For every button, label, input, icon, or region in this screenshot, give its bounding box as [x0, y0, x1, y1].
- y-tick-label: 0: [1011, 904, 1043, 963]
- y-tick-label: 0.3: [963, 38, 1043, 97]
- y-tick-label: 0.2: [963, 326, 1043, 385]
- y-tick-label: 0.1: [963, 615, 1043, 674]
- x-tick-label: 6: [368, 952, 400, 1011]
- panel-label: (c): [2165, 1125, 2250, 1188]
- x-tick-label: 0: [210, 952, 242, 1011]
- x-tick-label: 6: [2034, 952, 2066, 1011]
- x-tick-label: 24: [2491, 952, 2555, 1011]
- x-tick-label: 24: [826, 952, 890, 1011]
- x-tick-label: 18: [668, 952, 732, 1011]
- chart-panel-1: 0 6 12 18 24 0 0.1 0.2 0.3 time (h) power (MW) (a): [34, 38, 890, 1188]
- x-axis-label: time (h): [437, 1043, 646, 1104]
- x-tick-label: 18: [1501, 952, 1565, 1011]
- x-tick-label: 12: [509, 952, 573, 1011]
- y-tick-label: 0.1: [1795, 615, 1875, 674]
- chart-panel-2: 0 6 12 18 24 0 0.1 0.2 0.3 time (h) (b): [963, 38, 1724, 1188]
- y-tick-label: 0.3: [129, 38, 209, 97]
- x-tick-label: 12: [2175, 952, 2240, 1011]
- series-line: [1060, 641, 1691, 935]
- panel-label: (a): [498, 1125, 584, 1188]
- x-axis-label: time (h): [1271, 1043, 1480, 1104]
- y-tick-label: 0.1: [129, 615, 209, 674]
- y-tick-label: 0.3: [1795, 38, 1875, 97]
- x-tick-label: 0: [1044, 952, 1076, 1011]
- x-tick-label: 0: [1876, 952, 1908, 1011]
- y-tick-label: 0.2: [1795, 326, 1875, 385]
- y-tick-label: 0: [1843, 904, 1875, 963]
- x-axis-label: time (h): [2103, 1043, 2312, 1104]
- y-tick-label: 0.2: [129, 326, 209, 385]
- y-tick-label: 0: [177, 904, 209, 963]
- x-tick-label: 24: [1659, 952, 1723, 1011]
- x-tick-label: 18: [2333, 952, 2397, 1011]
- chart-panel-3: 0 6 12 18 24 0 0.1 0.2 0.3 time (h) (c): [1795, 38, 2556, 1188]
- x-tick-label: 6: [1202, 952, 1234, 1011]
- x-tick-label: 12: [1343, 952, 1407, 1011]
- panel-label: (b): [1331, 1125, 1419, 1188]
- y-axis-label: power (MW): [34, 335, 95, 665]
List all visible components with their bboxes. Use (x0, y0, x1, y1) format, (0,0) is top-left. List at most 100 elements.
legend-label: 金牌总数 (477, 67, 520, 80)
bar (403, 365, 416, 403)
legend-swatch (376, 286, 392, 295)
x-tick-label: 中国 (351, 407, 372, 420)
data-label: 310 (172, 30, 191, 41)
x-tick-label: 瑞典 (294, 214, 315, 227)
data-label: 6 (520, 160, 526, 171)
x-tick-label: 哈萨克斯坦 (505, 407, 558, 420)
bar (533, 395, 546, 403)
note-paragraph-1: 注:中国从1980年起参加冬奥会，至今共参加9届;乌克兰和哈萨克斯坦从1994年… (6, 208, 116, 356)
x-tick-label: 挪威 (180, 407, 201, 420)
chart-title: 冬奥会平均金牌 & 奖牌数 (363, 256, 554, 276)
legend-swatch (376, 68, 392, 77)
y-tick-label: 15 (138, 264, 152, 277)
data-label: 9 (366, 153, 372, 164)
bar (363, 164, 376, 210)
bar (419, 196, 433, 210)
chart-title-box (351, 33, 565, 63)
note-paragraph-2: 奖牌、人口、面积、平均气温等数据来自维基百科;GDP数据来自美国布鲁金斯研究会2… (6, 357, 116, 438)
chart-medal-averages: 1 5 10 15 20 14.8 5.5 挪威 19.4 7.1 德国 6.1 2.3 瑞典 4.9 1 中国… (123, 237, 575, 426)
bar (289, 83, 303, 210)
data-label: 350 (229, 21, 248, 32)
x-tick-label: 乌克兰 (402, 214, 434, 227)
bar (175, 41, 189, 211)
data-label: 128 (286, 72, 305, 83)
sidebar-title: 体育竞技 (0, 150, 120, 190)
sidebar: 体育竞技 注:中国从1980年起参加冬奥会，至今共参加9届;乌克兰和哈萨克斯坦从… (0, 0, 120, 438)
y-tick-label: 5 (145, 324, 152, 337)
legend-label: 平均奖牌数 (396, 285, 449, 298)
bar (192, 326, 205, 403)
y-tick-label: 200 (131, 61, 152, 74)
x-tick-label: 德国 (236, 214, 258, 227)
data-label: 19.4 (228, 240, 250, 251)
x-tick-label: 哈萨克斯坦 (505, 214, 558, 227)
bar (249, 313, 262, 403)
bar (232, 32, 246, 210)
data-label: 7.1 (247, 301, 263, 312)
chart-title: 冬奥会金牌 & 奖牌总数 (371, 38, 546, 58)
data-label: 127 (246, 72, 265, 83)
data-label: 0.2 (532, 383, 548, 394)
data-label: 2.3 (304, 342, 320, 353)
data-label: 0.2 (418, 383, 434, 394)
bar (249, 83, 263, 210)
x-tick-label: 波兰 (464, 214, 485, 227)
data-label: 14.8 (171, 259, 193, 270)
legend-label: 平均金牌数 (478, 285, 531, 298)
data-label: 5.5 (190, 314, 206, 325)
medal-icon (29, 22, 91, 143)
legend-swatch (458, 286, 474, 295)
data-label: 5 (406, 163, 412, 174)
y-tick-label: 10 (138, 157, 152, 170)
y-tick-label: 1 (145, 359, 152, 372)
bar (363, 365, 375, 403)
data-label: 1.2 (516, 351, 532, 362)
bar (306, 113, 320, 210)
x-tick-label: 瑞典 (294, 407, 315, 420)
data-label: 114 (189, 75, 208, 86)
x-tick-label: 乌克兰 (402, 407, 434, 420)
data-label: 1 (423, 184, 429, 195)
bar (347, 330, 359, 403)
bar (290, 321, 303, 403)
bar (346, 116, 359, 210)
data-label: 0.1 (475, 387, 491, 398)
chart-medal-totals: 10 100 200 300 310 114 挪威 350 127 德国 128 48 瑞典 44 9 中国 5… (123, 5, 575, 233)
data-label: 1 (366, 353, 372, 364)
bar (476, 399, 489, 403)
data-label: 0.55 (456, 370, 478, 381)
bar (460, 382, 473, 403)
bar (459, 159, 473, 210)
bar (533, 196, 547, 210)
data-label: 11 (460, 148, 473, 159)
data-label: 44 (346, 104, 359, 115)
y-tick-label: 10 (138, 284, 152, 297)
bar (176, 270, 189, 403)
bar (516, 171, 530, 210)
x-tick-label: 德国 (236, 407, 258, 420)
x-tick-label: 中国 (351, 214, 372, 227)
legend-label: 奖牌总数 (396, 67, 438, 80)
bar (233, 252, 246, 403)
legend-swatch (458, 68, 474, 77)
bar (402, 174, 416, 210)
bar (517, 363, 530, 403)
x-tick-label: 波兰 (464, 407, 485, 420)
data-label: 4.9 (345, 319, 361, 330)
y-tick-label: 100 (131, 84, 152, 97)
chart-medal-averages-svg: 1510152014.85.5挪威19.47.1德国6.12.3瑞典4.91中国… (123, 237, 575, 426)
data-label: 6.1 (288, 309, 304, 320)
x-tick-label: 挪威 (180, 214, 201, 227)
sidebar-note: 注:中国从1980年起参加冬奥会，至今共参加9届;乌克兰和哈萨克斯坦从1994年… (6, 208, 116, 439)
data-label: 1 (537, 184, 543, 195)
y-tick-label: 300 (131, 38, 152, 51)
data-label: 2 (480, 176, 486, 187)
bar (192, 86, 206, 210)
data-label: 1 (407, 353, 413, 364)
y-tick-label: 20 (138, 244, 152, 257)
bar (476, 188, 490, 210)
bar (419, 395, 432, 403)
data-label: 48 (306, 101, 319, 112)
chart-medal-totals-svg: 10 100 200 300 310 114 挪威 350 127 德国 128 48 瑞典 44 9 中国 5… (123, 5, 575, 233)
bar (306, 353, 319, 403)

§ **Your objective**: Please print the entries from their first line through the line containing "x-tick-label: 中国 (351, 407, 372, 420)", inclusive, copying every line without any change.

§ **Written solution**:
For every button, label, input, icon, or region in this screenshot, give its bounding box as [x0, y0, x1, y1].
- y-tick-label: 0: [1011, 904, 1043, 963]
- y-tick-label: 0.3: [963, 38, 1043, 97]
- y-tick-label: 0.2: [963, 326, 1043, 385]
- y-tick-label: 0.1: [963, 615, 1043, 674]
- x-tick-label: 6: [368, 952, 400, 1011]
- panel-label: (c): [2165, 1125, 2250, 1188]
- x-tick-label: 0: [210, 952, 242, 1011]
- x-tick-label: 6: [2034, 952, 2066, 1011]
- x-tick-label: 24: [2491, 952, 2555, 1011]
- x-tick-label: 24: [826, 952, 890, 1011]
- x-tick-label: 18: [668, 952, 732, 1011]
- chart-panel-1: 0 6 12 18 24 0 0.1 0.2 0.3 time (h) power (MW) (a): [34, 38, 890, 1188]
- x-axis-label: time (h): [437, 1043, 646, 1104]
- x-tick-label: 18: [1501, 952, 1565, 1011]
- x-tick-label: 12: [509, 952, 573, 1011]
- y-tick-label: 0.1: [1795, 615, 1875, 674]
- chart-panel-2: 0 6 12 18 24 0 0.1 0.2 0.3 time (h) (b): [963, 38, 1724, 1188]
- y-tick-label: 0.3: [129, 38, 209, 97]
- x-tick-label: 12: [2175, 952, 2240, 1011]
- series-line: [1060, 641, 1691, 935]
- panel-label: (a): [498, 1125, 584, 1188]
- x-axis-label: time (h): [1271, 1043, 1480, 1104]
- y-tick-label: 0.1: [129, 615, 209, 674]
- y-tick-label: 0.3: [1795, 38, 1875, 97]
- x-tick-label: 0: [1044, 952, 1076, 1011]
- x-tick-label: 0: [1876, 952, 1908, 1011]
- y-tick-label: 0.2: [1795, 326, 1875, 385]
- y-tick-label: 0: [1843, 904, 1875, 963]
- x-axis-label: time (h): [2103, 1043, 2312, 1104]
- y-tick-label: 0.2: [129, 326, 209, 385]
- y-tick-label: 0: [177, 904, 209, 963]
- x-tick-label: 24: [1659, 952, 1723, 1011]
- x-tick-label: 18: [2333, 952, 2397, 1011]
- chart-panel-3: 0 6 12 18 24 0 0.1 0.2 0.3 time (h) (c): [1795, 38, 2556, 1188]
- x-tick-label: 6: [1202, 952, 1234, 1011]
- x-tick-label: 12: [1343, 952, 1407, 1011]
- panel-label: (b): [1331, 1125, 1419, 1188]
- y-axis-label: power (MW): [34, 335, 95, 665]
List all visible components with their bboxes. Use (x0, y0, x1, y1) format, (0,0) is top-left. List at most 100 elements.
legend-label: 金牌总数 (477, 67, 520, 80)
bar (403, 365, 416, 403)
legend-swatch (376, 286, 392, 295)
x-tick-label: 中国 (351, 407, 372, 420)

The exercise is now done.